== DATA RECORDS ==
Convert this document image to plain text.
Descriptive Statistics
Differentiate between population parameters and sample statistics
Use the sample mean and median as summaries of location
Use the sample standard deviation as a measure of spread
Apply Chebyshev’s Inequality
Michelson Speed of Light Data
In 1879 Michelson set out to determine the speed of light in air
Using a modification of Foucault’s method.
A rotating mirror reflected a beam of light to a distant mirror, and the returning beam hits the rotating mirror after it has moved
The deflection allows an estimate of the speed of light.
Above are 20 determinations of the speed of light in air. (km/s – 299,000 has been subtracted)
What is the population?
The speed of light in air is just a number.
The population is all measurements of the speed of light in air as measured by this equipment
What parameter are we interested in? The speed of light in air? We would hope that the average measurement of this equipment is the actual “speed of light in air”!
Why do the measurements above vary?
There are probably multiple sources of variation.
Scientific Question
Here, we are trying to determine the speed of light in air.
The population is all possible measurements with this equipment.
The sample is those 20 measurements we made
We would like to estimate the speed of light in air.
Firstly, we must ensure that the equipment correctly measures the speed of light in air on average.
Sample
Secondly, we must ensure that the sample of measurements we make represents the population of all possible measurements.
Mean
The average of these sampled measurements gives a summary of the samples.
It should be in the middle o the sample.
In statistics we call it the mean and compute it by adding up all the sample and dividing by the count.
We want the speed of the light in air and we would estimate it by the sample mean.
==
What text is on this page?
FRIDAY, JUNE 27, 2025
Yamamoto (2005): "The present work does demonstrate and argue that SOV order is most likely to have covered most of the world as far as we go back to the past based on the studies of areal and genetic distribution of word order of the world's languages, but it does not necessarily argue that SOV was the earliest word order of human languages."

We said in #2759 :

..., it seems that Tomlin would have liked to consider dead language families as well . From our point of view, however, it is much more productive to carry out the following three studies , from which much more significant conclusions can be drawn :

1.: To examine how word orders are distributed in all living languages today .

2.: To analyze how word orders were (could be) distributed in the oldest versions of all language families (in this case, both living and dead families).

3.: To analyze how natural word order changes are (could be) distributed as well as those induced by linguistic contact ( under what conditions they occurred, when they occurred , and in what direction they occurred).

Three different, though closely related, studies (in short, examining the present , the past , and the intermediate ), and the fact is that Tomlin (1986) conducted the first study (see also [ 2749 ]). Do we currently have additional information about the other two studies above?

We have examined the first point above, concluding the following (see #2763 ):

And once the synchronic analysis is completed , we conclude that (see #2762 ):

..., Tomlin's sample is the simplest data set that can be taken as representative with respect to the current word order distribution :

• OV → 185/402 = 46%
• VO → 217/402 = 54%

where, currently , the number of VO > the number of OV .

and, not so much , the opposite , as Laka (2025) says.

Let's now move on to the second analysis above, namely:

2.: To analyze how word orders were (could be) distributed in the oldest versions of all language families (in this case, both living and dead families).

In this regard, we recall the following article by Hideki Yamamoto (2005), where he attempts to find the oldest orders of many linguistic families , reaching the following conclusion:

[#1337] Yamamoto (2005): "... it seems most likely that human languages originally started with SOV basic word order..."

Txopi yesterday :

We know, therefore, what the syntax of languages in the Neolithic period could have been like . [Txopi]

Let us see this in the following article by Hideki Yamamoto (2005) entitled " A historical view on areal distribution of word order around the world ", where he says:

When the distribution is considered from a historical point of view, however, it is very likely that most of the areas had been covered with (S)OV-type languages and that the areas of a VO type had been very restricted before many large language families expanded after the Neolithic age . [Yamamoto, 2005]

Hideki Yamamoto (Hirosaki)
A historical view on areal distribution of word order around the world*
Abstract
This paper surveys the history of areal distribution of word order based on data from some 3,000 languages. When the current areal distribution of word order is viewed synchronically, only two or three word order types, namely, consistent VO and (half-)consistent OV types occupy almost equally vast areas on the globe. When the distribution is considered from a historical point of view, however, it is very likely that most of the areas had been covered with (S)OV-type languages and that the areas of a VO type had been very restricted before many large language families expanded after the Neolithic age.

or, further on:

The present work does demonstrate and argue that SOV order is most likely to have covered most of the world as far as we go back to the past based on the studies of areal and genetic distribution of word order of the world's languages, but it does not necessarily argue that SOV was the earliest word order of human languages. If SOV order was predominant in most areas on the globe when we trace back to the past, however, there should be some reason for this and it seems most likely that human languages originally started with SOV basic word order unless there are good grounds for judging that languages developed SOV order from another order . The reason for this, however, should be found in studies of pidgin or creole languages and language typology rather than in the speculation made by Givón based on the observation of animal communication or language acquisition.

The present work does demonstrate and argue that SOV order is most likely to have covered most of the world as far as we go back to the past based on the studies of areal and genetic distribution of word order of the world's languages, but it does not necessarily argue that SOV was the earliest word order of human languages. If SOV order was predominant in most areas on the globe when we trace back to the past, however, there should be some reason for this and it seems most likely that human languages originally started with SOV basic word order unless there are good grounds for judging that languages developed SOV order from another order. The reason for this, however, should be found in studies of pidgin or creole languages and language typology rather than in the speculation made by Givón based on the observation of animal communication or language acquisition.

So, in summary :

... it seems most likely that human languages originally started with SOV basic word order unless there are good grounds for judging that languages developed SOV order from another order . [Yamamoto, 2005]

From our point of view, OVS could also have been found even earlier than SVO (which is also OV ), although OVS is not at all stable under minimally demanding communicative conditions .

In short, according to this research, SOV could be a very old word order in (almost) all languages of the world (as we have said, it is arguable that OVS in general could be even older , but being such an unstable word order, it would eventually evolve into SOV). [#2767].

== SET PROBLEM ==
Work out how many lines in the entries hold the string "under". Your answer should consist solely of that number.

== WRITTEN ANSWER ==
2